# Information supplied
============================================================
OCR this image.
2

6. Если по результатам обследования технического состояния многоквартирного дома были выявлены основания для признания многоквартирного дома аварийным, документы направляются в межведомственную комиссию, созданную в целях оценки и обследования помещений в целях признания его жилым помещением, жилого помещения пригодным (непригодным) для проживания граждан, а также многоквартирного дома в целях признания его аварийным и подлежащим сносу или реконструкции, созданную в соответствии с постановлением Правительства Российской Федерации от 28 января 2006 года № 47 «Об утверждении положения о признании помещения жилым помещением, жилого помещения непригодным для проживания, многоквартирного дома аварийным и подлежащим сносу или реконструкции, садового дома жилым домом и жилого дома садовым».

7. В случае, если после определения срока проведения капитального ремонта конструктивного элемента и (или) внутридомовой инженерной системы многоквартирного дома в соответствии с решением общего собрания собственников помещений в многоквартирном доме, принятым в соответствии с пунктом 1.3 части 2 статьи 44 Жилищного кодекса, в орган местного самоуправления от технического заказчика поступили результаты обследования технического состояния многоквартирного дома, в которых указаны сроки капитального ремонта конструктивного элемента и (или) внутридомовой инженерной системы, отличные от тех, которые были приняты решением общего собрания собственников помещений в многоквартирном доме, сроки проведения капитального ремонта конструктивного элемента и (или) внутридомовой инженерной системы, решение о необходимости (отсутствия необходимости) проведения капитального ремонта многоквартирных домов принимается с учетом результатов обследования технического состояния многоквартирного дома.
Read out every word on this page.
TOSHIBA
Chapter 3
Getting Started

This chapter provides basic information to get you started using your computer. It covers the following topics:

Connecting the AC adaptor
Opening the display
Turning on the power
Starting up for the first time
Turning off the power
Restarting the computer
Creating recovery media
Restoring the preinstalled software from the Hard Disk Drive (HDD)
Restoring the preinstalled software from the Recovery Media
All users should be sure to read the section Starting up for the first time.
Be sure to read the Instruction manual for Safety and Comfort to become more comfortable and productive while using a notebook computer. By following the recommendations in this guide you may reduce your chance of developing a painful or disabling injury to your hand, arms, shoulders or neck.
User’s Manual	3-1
============================================================
# Task directions
Return the lines beginning at the one that contains "Read out every word on this page." and continuing through the last line of the data, exactly as they stand and without any others.

# Result of the exercise
Read out every word on this page.
TOSHIBA
Chapter 3
Getting Started

This chapter provides basic information to get you started using your computer. It covers the following topics:

Connecting the AC adaptor
Opening the display
Turning on the power
Starting up for the first time
Turning off the power
Restarting the computer
Creating recovery media
Restoring the preinstalled software from the Hard Disk Drive (HDD)
Restoring the preinstalled software from the Recovery Media
All users should be sure to read the section Starting up for the first time.
Be sure to read the Instruction manual for Safety and Comfort to become more comfortable and productive while using a notebook computer. By following the recommendations in this guide you may reduce your chance of developing a painful or disabling injury to your hand, arms, shoulders or neck.
User’s Manual	3-1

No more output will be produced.